Written problem: Retype the material below. Keep every word exactly as it is.

Supplied material:
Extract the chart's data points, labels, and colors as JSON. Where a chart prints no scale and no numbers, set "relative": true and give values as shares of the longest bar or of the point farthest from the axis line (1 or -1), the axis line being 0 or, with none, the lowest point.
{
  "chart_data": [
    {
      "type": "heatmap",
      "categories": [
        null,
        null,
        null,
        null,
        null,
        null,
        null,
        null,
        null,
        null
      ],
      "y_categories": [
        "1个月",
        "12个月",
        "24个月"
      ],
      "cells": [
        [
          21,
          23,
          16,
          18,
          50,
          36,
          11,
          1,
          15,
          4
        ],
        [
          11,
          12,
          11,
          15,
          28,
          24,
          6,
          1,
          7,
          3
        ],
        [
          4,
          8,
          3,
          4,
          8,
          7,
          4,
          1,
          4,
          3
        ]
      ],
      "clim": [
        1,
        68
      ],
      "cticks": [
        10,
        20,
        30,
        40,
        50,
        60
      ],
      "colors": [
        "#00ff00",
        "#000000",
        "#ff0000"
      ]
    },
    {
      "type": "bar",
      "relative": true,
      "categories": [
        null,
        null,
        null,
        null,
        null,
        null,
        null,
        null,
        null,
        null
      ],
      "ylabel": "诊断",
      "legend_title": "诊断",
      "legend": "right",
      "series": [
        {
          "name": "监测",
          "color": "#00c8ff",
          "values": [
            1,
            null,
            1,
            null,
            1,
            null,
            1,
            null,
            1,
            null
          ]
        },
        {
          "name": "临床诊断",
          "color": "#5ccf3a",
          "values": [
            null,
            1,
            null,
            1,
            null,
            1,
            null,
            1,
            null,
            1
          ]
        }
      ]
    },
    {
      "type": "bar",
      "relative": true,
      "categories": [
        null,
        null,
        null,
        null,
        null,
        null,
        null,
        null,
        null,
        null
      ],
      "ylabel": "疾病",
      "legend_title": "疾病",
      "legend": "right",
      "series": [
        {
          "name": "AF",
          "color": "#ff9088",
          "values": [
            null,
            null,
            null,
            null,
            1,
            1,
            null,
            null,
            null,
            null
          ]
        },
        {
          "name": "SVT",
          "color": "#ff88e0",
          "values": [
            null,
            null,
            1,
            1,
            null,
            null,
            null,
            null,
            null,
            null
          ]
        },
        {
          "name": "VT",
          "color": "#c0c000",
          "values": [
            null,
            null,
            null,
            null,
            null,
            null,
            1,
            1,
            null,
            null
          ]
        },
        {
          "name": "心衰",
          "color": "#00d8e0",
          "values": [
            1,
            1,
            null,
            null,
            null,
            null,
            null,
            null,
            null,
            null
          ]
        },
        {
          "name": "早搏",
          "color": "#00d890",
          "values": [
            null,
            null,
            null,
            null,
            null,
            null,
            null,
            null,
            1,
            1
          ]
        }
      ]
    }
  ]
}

Result:
Extract the chart's data points, labels, and colors as JSON. Where a chart prints no scale and no numbers, set "relative": true and give values as shares of the longest bar or of the point farthest from the axis line (1 or -1), the axis line being 0 or, with none, the lowest point.
{
  "chart_data": [
    {
      "type": "heatmap",
      "categories": [
        null,
        null,
        null,
        null,
        null,
        null,
        null,
        null,
        null,
        null
      ],
      "y_categories": [
        "1个月",
        "12个月",
        "24个月"
      ],
      "cells": [
        [
          21,
          23,
          16,
          18,
          50,
          36,
          11,
          1,
          15,
          4
        ],
        [
          11,
          12,
          11,
          15,
          28,
          24,
          6,
          1,
          7,
          3
        ],
        [
          4,
          8,
          3,
          4,
          8,
          7,
          4,
          1,
          4,
          3
        ]
      ],
      "clim": [
        1,
        68
      ],
      "cticks": [
        10,
        20,
        30,
        40,
        50,
        60
      ],
      "colors": [
        "#00ff00",
        "#000000",
        "#ff0000"
      ]
    },
    {
      "type": "bar",
      "relative": true,
      "categories": [
        null,
        null,
        null,
        null,
        null,
        null,
        null,
        null,
        null,
        null
      ],
      "ylabel": "诊断",
      "legend_title": "诊断",
      "legend": "right",
      "series": [
        {
          "name": "监测",
          "color": "#00c8ff",
          "values": [
            1,
            null,
            1,
            null,
            1,
            null,
            1,
            null,
            1,
            null
          ]
        },
        {
          "name": "临床诊断",
          "color": "#5ccf3a",
          "values": [
            null,
            1,
            null,
            1,
            null,
            1,
            null,
            1,
            null,
            1
          ]
        }
      ]
    },
    {
      "type": "bar",
      "relative": true,
      "categories": [
        null,
        null,
        null,
        null,
        null,
        null,
        null,
        null,
        null,
        null
      ],
      "ylabel": "疾病",
      "legend_title": "疾病",
      "legend": "right",
      "series": [
        {
          "name": "AF",
          "color": "#ff9088",
          "values": [
            null,
            null,
            null,
            null,
            1,
            1,
            null,
            null,
            null,
            null
          ]
        },
        {
          "name": "SVT",
          "color": "#ff88e0",
          "values": [
            null,
            null,
            1,
            1,
            null,
            null,
            null,
            null,
            null,
            null
          ]
        },
        {
          "name": "VT",
          "color": "#c0c000",
          "values": [
            null,
            null,
            null,
            null,
            null,
            null,
            1,
            1,
            null,
            null
          ]
        },
        {
          "name": "心衰",
          "color": "#00d8e0",
          "values": [
            1,
            1,
            null,
            null,
            null,
            null,
            null,
            null,
            null,
            null
          ]
        },
        {
          "name": "早搏",
          "color": "#00d890",
          "values": [
            null,
            null,
            null,
            null,
            null,
            null,
            null,
            null,
            1,
            1
          ]
        }
      ]
    }
  ]
}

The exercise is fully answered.